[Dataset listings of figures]
(begin)

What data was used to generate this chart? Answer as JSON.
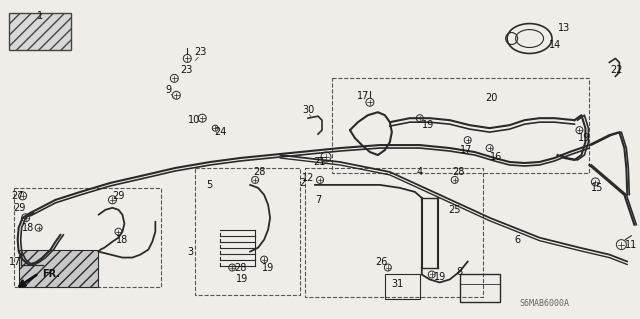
{
  "background_color": "#f0ede8",
  "fig_width": 6.4,
  "fig_height": 3.19,
  "dpi": 100,
  "diagram_code": "S6MAB6000A",
  "line_color": "#2a2a2a",
  "text_color": "#111111"
}
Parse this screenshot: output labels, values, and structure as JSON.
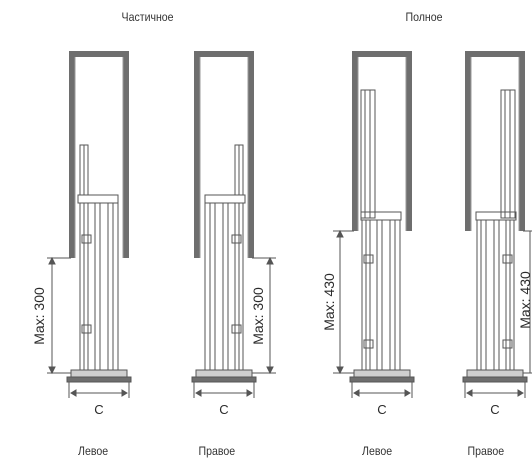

(end)

* _Work to be completed_
Omitting all images, retype each line of the records precisely.

* _Output for this exercise_
What data was used to generate this chart? Answer as JSON.
{
  "background_color": "#f0ede8",
  "fig_width": 6.4,
  "fig_height": 3.19,
  "dpi": 100,
  "diagram_code": "S6MAB6000A",
  "line_color": "#2a2a2a",
  "text_color": "#111111"
}
Parse this screenshot: output labels, values, and structure as JSON.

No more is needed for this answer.